• _Bloque de texto_
□ □ □ □ □

Un invierno en Teherán
Por Antonio Costa Gómez
Le digo a un taxi que me lleve al hotel Naderi, allí en otro tiempo se reunían los escritores, una guía alucinante dice que allí estuvo Kafka.
Hay un tipo joven en la recepción y me lleva a mi cuarto, es un hotel vetusto con fotos de los años cincuenta y paredes de madera, una llave crujiente abre la puerta y entro en una habitación muy grande con las paredes desconchadas, tengo una cama solemne de hierro y no hay televisión, por la ventana llegan las luces y los ruidos de la avenida Jomuhri, en el baño hay un lavabo que gotea y una bañera enorme con manchas de óxido y desconchones en la porcelana.
Salgo a la calle y vago por las calles abarrotadas de coches del centro, paso delante de las embajadas alemana e inglesa, llego a la plaza Jomeini y encuentro el caos , un monumento que no se ve entre tantos carteles, avenidas que salen en todas direcciones y no se sabe a donde llevan, un atasco de tráfico imposible, sigo por la avenida en dirección al oeste y paso por los museos nacionales, por un parque con surtidores, por un gran supermercado, por montones de marcas comerciales.
Se ha hecho ya tarde y me vuelvo al hotel, entro en el bar y me pido un café que me sirven escaso y cargado, lo tomo a sorbos muy pequeños mientras disfruto de los pequeños detalles a mi alrededor, la chica que coquetea sutil, los estudiantes que charlan, las muchachas animadas, los camareros atareados, por la ventana se ve un jardín de rosas que deslumbran, en lo alto el padre Jomeini nos vigila a todos.

□ □ □ □ □

Líneas de datos
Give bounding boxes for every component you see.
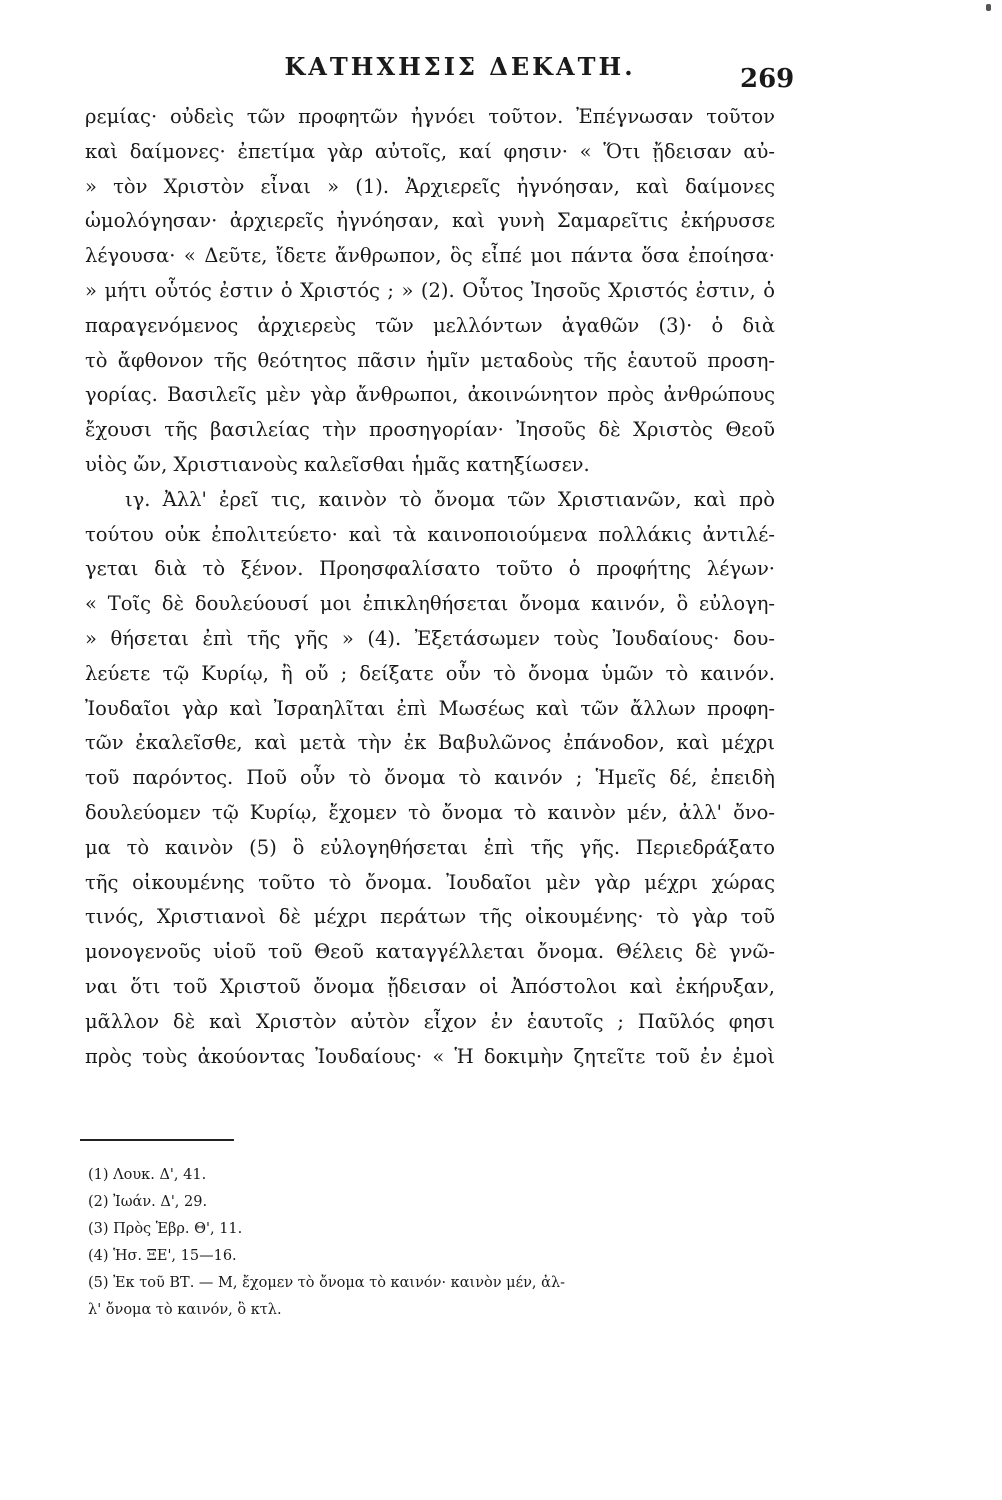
text-line: παραγενόμενος ἀρχιερεὺς τῶν μελλόντων ἀγαθῶν (3)· ὁ διὰ (85, 313, 775, 337)
running-title: ΚΑΤΗΧΗΣΙΣ ΔΕΚΑΤΗ. (284, 52, 636, 81)
text-line: ρεμίας· οὐδεὶς τῶν προφητῶν ἠγνόει τοῦτον. Ἐπέγνωσαν τοῦτον (85, 105, 775, 128)
footnote: (1) Λουκ. Δ', 41. (88, 1167, 207, 1183)
text-line: « Τοῖς δὲ δουλεύουσί μοι ἐπικληθήσεται ὄνομα καινόν, ὃ εὐλογη- (85, 592, 775, 616)
page-number: 269 (740, 64, 795, 94)
ink-speck (986, 4, 991, 11)
footnote-continuation: λ' ὄνομα τὸ καινόν, ὃ κτλ. (88, 1302, 282, 1318)
main-text (85, 100, 775, 1074)
footnote: (4) Ἡσ. ΞΕ', 15—16. (88, 1248, 237, 1264)
text-line: πρὸς τοὺς ἀκούοντας Ἰουδαίους· « Ἡ δοκιμὴν ζητεῖτε τοῦ ἐν ἐμοὶ (85, 1044, 775, 1068)
text-line: ναι ὅτι τοῦ Χριστοῦ ὄνομα ᾔδεισαν οἱ Ἀπόστολοι καὶ ἐκήρυξαν, (85, 974, 775, 998)
text-line: λεύετε τῷ Κυρίῳ, ἢ οὔ ; δείξατε οὖν τὸ ὄνομα ὑμῶν τὸ καινόν. (85, 661, 775, 685)
text-line: τῆς οἰκουμένης τοῦτο τὸ ὄνομα. Ἰουδαῖοι μὲν γὰρ μέχρι χώρας (85, 870, 775, 894)
footnotes (88, 1162, 778, 1324)
paragraph-end-line: υἱὸς ὤν, Χριστιανοὺς καλεῖσθαι ἡμᾶς κατηξίωσεν. (85, 452, 590, 476)
text-line: μᾶλλον δὲ καὶ Χριστὸν αὐτὸν εἶχον ἐν ἑαυτοῖς ; Παῦλός φησι (85, 1009, 775, 1033)
footnote: (3) Πρὸς Ἑβρ. Θ', 11. (88, 1221, 243, 1237)
text-line: Ἰουδαῖοι γὰρ καὶ Ἰσραηλῖται ἐπὶ Μωσέως καὶ τῶν ἄλλων προφη- (85, 696, 775, 720)
text-line: μονογενοῦς υἱοῦ τοῦ Θεοῦ καταγγέλλεται ὄνομα. Θέλεις δὲ γνῶ- (85, 940, 775, 964)
footnote: (5) Ἐκ τοῦ ΒΤ. — Μ, ἔχομεν τὸ ὄνομα τὸ καινόν· καινὸν μέν, ἀλ- (88, 1275, 566, 1291)
footnote-divider (80, 1139, 234, 1141)
text-line: μα τὸ καινὸν (5) ὃ εὐλογηθήσεται ἐπὶ τῆς γῆς. Περιεδράξατο (85, 835, 775, 859)
text-line: τῶν ἐκαλεῖσθε, καὶ μετὰ τὴν ἐκ Βαβυλῶνος ἐπάνοδον, καὶ μέχρι (85, 731, 775, 755)
text-line: τὸ ἄφθονον τῆς θεότητος πᾶσιν ἡμῖν μεταδοὺς τῆς ἑαυτοῦ προση- (85, 348, 775, 372)
text-line: » μήτι οὗτός ἐστιν ὁ Χριστός ; » (2). Οὗτος Ἰησοῦς Χριστός ἐστιν, ὁ (85, 278, 775, 302)
text-line: » θήσεται ἐπὶ τῆς γῆς » (4). Ἐξετάσωμεν τοὺς Ἰουδαίους· δου- (85, 626, 775, 650)
text-line: δουλεύομεν τῷ Κυρίῳ, ἔχομεν τὸ ὄνομα τὸ καινὸν μέν, ἀλλ' ὄνο- (85, 800, 775, 824)
text-line: ὡμολόγησαν· ἀρχιερεῖς ἠγνόησαν, καὶ γυνὴ Σαμαρεῖτις ἐκήρυσσε (85, 209, 775, 233)
text-line: » τὸν Χριστὸν εἶναι » (1). Ἀρχιερεῖς ἠγνόησαν, καὶ δαίμονες (85, 174, 775, 198)
text-line: λέγουσα· « Δεῦτε, ἴδετε ἄνθρωπον, ὃς εἶπέ μοι πάντα ὅσα ἐποίησα· (85, 244, 775, 268)
text-line: ἔχουσι τῆς βασιλείας τὴν προσηγορίαν· Ἰησοῦς δὲ Χριστὸς Θεοῦ (85, 418, 775, 442)
text-line: τοῦ παρόντος. Ποῦ οὖν τὸ ὄνομα τὸ καινόν ; Ἡμεῖς δέ, ἐπειδὴ (85, 766, 775, 790)
text-line: γορίας. Βασιλεῖς μὲν γὰρ ἄνθρωποι, ἀκοινώνητον πρὸς ἀνθρώπους (85, 383, 775, 407)
page-header (0, 52, 1002, 92)
footnote: (2) Ἰωάν. Δ', 29. (88, 1194, 208, 1210)
section-start-line: ιγ. Ἀλλ' ἐρεῖ τις, καινὸν τὸ ὄνομα τῶν Χριστιανῶν, καὶ πρὸ (125, 487, 775, 511)
text-line: γεται διὰ τὸ ξένον. Προησφαλίσατο τοῦτο ὁ προφήτης λέγων· (85, 557, 775, 581)
text-line: καὶ δαίμονες· ἐπετίμα γὰρ αὐτοῖς, καί φησιν· « Ὅτι ᾔδεισαν αὐ- (85, 139, 775, 163)
text-line: τινός, Χριστιανοὶ δὲ μέχρι περάτων τῆς οἰκουμένης· τὸ γὰρ τοῦ (85, 905, 775, 929)
text-line: τούτου οὐκ ἐπολιτεύετο· καὶ τὰ καινοποιούμενα πολλάκις ἀντιλέ- (85, 522, 775, 546)
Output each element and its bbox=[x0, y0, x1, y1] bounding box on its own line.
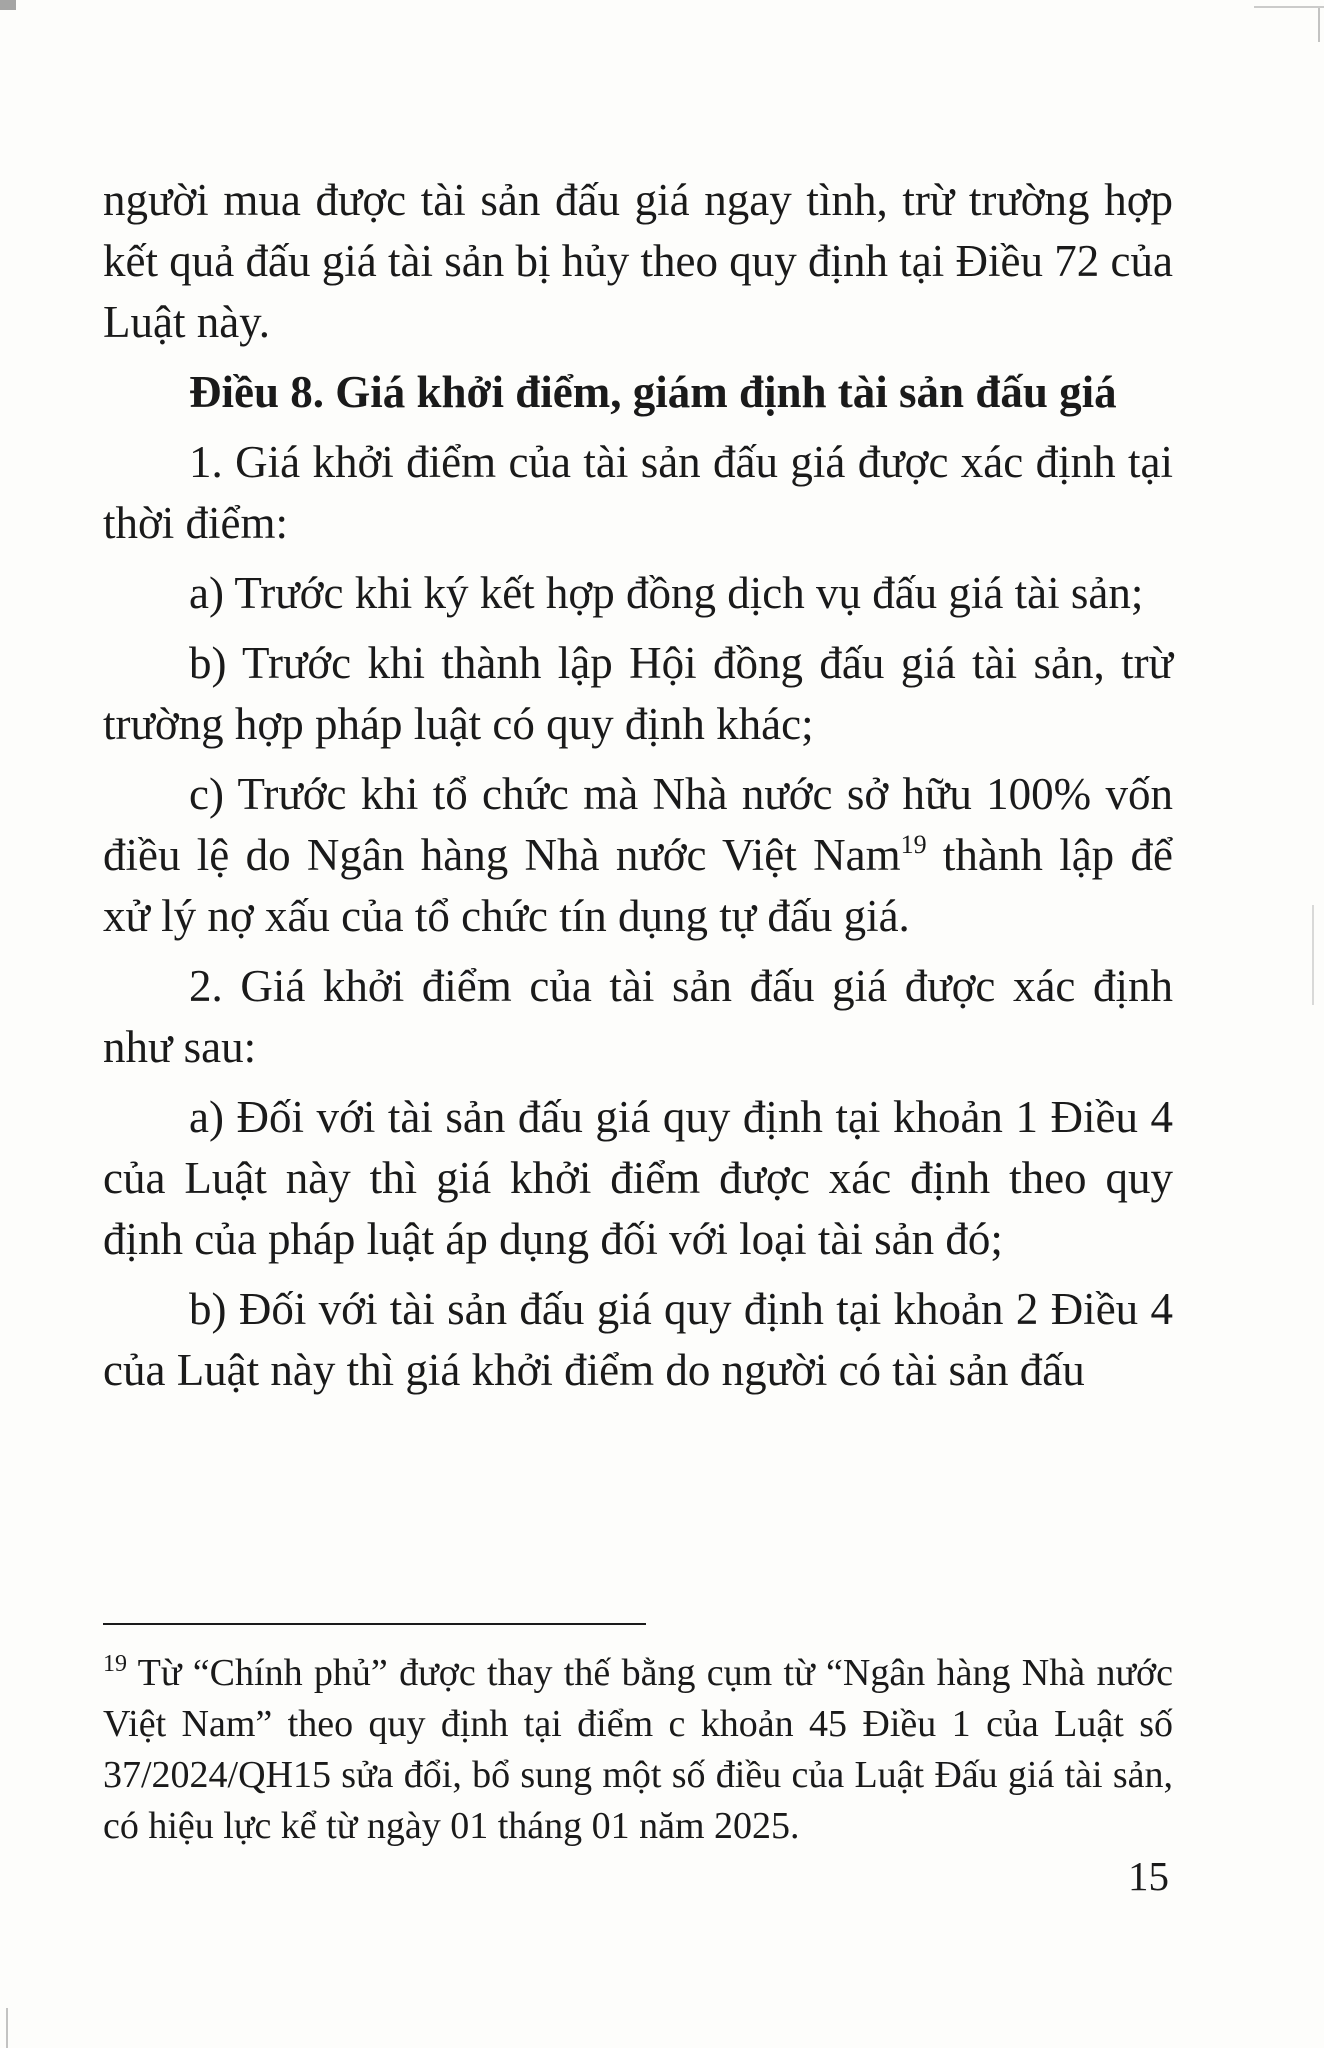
footnote-divider bbox=[103, 1623, 646, 1625]
page-number: 15 bbox=[1128, 1853, 1169, 1899]
page-body bbox=[103, 170, 1173, 1410]
scan-edge-mark bbox=[6, 2008, 8, 2048]
scan-edge-mark bbox=[1254, 6, 1324, 8]
scan-edge-mark bbox=[0, 0, 16, 10]
scan-edge-mark bbox=[1318, 8, 1320, 42]
point-1b: b) Trước khi thành lập Hội đồng đấu giá tài sản, trừ trường hợp pháp luật có quy định khác; bbox=[103, 638, 1173, 749]
point-2a: a) Đối với tài sản đấu giá quy định tại khoản 1 Điều 4 của Luật này thì giá khởi điểm được xác định theo quy định của pháp luật áp dụng đối với loại tài sản đó; bbox=[103, 1092, 1173, 1264]
point-2b: b) Đối với tài sản đấu giá quy định tại khoản 2 Điều 4 của Luật này thì giá khởi điểm do người có tài sản đấu bbox=[103, 1284, 1173, 1395]
point-1c-text-end: thành lập để xử lý nợ xấu của tổ chức tín dụng tự đấu giá. bbox=[103, 830, 1173, 941]
clause-1: 1. Giá khởi điểm của tài sản đấu giá được xác định tại thời điểm: bbox=[103, 437, 1173, 548]
point-1c bbox=[103, 764, 1173, 947]
clause-2: 2. Giá khởi điểm của tài sản đấu giá được xác định như sau: bbox=[103, 961, 1173, 1072]
point-1c-text: c) Trước khi tổ chức mà Nhà nước sở hữu 100% vốn điều lệ do Ngân hàng Nhà nước Việt Nam bbox=[103, 769, 1173, 880]
scan-edge-mark bbox=[1312, 905, 1314, 1005]
point-1a: a) Trước khi ký kết hợp đồng dịch vụ đấu giá tài sản; bbox=[189, 568, 1144, 618]
article-heading: Điều 8. Giá khởi điểm, giám định tài sản đấu giá bbox=[189, 367, 1117, 417]
footnote bbox=[103, 1648, 1173, 1852]
paragraph-continuation: người mua được tài sản đấu giá ngay tình, trừ trường hợp kết quả đấu giá tài sản bị hủy theo quy định tại Điều 72 của Luật này. bbox=[103, 175, 1173, 347]
footnote-number: 19 bbox=[103, 1651, 127, 1677]
footnote-reference[interactable]: 19 bbox=[900, 830, 927, 859]
footnote-text: Từ “Chính phủ” được thay thế bằng cụm từ “Ngân hàng Nhà nước Việt Nam” theo quy định tại điểm c khoản 45 Điều 1 của Luật số 37/2024/QH15 sửa đổi, bổ sung một số điều của Luật Đấu giá tài sản, có hiệu lực kể từ ngày 01 tháng 01 năm 2025. bbox=[103, 1652, 1173, 1847]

□ □ □ □ □

• _Ejercicio propuesto 1_
Sustituye "page-body" por "page-content" en las líneas de los registros que van desde la que contiene "footnote-divider bbox=[103, 1623, 646, 1625]" hasta la que contiene "point-1b: b) Trước", ambas incluidas. Reproduce solo esas líneas y deja todo lo demás igual.
• _Ejercicio propuesto 2_
Prosigue el relato del invierno en Teherán a partir de su última frase.

• _Resultado de la tarea 1_
footnote-divider bbox=[103, 1623, 646, 1625]
page-number: 15 bbox=[1128, 1853, 1169, 1899]
page-content bbox=[103, 170, 1173, 1410]
scan-edge-mark bbox=[6, 2008, 8, 2048]
scan-edge-mark bbox=[1254, 6, 1324, 8]
scan-edge-mark bbox=[0, 0, 16, 10]
scan-edge-mark bbox=[1318, 8, 1320, 42]
point-1b: b) Trước khi thành lập Hội đồng đấu giá tài sản, trừ trường hợp pháp luật có quy định khác; bbox=[103, 638, 1173, 749]

• _Resultado de la tarea 2_
Es la hora de comer y paso al restaurante, me siento en la primera mesa y pido lo que está comiendo un vecino, me sirven un plato gigantesco de chelo kebab acompañado con una especie de leche, como siempre la comida empieza a colocarme, en otra mesa está una mujer ya entrada en años que deja caer el pañuelo hacia un lado, simulo que me resulta muy atractiva y la miro con timidez de vez en cuando, ella se pone ilusionada y satisfecha, ensaya miradas interesantes con los ojos claros, y ya que he empezado tengo que mantener la ficción durante un tiempo.
Me retiro y me dirijo a la habitación, me tiendo unas horas en la cama de hierro y leo “Ilusiones perdidas” de Balzac, esa novela me atrapa y me cuesta dejar la compañía de Luciano de Rubempré y de la duquesa que lo protege y de sus amores parisinos y de los colgados que viven la bohemia con él y conozco al dedillo Angulema y vivo con Luciano todas las fatigas cuando vuelve desde París a pie.
Son las seis de la tarde y salgo, es como si hubieran pasado días, el tiempo es absolutamente desconocido cuando se viaja, y para mí es desconocido casi todos los días, camino hacia el oeste y llego a la avenida Vali, para mí es la avenida más hermosa de Teheran, recibe por dos canales el agua que baja de las montañas, tiene muchas tiendas de antigüedades, linda con parques secretos y con museos, tiene un aire de elegancia y de evocación, muchos matrimonios van a pasear por ella, ésa es su celebración, mirar escaparates y sentir como se caen las hojas sobre los adoquines y como los grandes árboles amortiguan los ruidos.
A la mañana siguiente me levanto temprano y me dirijo al hotel de lujo Hafez que está en la otra calle, les pregunto si puedo desayunar y me dicen que pase, hay una sala muy bien puesta y mesas con manteles y copas, me sirvo pan con mantequilla y yogures y distintos tipos de pasteles, y me tomo un café muy bien hecho que me alegra como si me llegara muy adentro, a veces para mí la comida es algo muy profundo y lírico.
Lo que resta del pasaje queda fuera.